The exercise: What follows is a listing to be transcribed exactly.

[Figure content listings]
>>
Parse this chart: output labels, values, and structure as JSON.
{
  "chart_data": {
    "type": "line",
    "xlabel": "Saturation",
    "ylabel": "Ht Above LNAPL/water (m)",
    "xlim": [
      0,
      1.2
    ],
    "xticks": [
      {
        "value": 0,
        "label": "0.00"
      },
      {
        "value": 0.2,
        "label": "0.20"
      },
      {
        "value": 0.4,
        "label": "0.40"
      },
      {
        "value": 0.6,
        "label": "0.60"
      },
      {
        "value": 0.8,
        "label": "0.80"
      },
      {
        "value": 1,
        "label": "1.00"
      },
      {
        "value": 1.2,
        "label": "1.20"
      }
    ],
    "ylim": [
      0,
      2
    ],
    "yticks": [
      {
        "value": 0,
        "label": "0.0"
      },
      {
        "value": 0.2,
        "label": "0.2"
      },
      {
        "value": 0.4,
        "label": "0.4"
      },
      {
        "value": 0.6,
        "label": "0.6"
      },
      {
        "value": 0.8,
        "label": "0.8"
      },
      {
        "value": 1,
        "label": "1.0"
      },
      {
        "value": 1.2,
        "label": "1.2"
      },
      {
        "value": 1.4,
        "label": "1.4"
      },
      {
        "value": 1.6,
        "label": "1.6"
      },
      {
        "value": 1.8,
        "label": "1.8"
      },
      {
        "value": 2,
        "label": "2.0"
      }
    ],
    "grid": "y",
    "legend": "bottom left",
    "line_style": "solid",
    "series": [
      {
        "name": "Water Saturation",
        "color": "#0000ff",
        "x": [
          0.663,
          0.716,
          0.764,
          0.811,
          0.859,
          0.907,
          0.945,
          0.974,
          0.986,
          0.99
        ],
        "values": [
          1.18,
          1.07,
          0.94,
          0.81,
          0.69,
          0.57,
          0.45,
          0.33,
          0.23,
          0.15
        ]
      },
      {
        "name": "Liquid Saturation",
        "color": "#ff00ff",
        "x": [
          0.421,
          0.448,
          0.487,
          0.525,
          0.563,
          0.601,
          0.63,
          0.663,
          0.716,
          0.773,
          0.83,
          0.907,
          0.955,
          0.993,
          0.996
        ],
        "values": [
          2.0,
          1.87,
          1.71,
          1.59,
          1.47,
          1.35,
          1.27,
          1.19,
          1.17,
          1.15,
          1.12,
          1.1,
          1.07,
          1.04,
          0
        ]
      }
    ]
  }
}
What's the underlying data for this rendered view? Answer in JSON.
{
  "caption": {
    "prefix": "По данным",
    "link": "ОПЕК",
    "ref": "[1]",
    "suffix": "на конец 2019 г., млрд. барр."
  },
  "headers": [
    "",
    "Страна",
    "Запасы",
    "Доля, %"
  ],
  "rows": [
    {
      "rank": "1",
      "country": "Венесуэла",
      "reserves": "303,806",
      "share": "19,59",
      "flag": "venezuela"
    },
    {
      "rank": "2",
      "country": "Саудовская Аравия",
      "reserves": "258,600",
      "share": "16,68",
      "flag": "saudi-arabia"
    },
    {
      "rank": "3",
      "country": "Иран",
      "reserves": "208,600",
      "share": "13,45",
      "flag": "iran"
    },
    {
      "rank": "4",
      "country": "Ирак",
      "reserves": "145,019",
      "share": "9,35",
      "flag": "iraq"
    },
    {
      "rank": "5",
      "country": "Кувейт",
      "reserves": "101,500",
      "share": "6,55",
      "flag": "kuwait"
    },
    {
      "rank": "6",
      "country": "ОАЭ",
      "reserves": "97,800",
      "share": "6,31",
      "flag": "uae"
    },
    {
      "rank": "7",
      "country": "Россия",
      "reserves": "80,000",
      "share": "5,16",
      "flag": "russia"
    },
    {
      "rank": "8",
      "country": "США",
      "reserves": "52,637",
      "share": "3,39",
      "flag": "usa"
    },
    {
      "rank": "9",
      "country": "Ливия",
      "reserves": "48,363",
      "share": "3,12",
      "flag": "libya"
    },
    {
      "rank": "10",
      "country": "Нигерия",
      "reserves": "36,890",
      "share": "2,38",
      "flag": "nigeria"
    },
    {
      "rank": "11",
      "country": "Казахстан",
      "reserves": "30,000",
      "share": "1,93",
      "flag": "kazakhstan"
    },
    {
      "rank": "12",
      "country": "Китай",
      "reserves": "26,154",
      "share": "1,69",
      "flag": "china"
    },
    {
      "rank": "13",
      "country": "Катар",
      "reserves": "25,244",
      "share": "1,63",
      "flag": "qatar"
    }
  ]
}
<<
Exercise response:
Parse this chart: output labels, values, and structure as JSON.
{
  "chart_data": {
    "type": "line",
    "xlabel": "Saturation",
    "ylabel": "Ht Above LNAPL/water (m)",
    "xlim": [
      0,
      1.2
    ],
    "xticks": [
      {
        "value": 0,
        "label": "0.00"
      },
      {
        "value": 0.2,
        "label": "0.20"
      },
      {
        "value": 0.4,
        "label": "0.40"
      },
      {
        "value": 0.6,
        "label": "0.60"
      },
      {
        "value": 0.8,
        "label": "0.80"
      },
      {
        "value": 1,
        "label": "1.00"
      },
      {
        "value": 1.2,
        "label": "1.20"
      }
    ],
    "ylim": [
      0,
      2
    ],
    "yticks": [
      {
        "value": 0,
        "label": "0.0"
      },
      {
        "value": 0.2,
        "label": "0.2"
      },
      {
        "value": 0.4,
        "label": "0.4"
      },
      {
        "value": 0.6,
        "label": "0.6"
      },
      {
        "value": 0.8,
        "label": "0.8"
      },
      {
        "value": 1,
        "label": "1.0"
      },
      {
        "value": 1.2,
        "label": "1.2"
      },
      {
        "value": 1.4,
        "label": "1.4"
      },
      {
        "value": 1.6,
        "label": "1.6"
      },
      {
        "value": 1.8,
        "label": "1.8"
      },
      {
        "value": 2,
        "label": "2.0"
      }
    ],
    "grid": "y",
    "legend": "bottom left",
    "line_style": "solid",
    "series": [
      {
        "name": "Water Saturation",
        "color": "#0000ff",
        "x": [
          0.663,
          0.716,
          0.764,
          0.811,
          0.859,
          0.907,
          0.945,
          0.974,
          0.986,
          0.99
        ],
        "values": [
          1.18,
          1.07,
          0.94,
          0.81,
          0.69,
          0.57,
          0.45,
          0.33,
          0.23,
          0.15
        ]
      },
      {
        "name": "Liquid Saturation",
        "color": "#ff00ff",
        "x": [
          0.421,
          0.448,
          0.487,
          0.525,
          0.563,
          0.601,
          0.63,
          0.663,
          0.716,
          0.773,
          0.83,
          0.907,
          0.955,
          0.993,
          0.996
        ],
        "values": [
          2.0,
          1.87,
          1.71,
          1.59,
          1.47,
          1.35,
          1.27,
          1.19,
          1.17,
          1.15,
          1.12,
          1.1,
          1.07,
          1.04,
          0
        ]
      }
    ]
  }
}
What's the underlying data for this rendered view? Answer in JSON.
{
  "caption": {
    "prefix": "По данным",
    "link": "ОПЕК",
    "ref": "[1]",
    "suffix": "на конец 2019 г., млрд. барр."
  },
  "headers": [
    "",
    "Страна",
    "Запасы",
    "Доля, %"
  ],
  "rows": [
    {
      "rank": "1",
      "country": "Венесуэла",
      "reserves": "303,806",
      "share": "19,59",
      "flag": "venezuela"
    },
    {
      "rank": "2",
      "country": "Саудовская Аравия",
      "reserves": "258,600",
      "share": "16,68",
      "flag": "saudi-arabia"
    },
    {
      "rank": "3",
      "country": "Иран",
      "reserves": "208,600",
      "share": "13,45",
      "flag": "iran"
    },
    {
      "rank": "4",
      "country": "Ирак",
      "reserves": "145,019",
      "share": "9,35",
      "flag": "iraq"
    },
    {
      "rank": "5",
      "country": "Кувейт",
      "reserves": "101,500",
      "share": "6,55",
      "flag": "kuwait"
    },
    {
      "rank": "6",
      "country": "ОАЭ",
      "reserves": "97,800",
      "share": "6,31",
      "flag": "uae"
    },
    {
      "rank": "7",
      "country": "Россия",
      "reserves": "80,000",
      "share": "5,16",
      "flag": "russia"
    },
    {
      "rank": "8",
      "country": "США",
      "reserves": "52,637",
      "share": "3,39",
      "flag": "usa"
    },
    {
      "rank": "9",
      "country": "Ливия",
      "reserves": "48,363",
      "share": "3,12",
      "flag": "libya"
    },
    {
      "rank": "10",
      "country": "Нигерия",
      "reserves": "36,890",
      "share": "2,38",
      "flag": "nigeria"
    },
    {
      "rank": "11",
      "country": "Казахстан",
      "reserves": "30,000",
      "share": "1,93",
      "flag": "kazakhstan"
    },
    {
      "rank": "12",
      "country": "Китай",
      "reserves": "26,154",
      "share": "1,69",
      "flag": "china"
    },
    {
      "rank": "13",
      "country": "Катар",
      "reserves": "25,244",
      "share": "1,63",
      "flag": "qatar"
    }
  ]
}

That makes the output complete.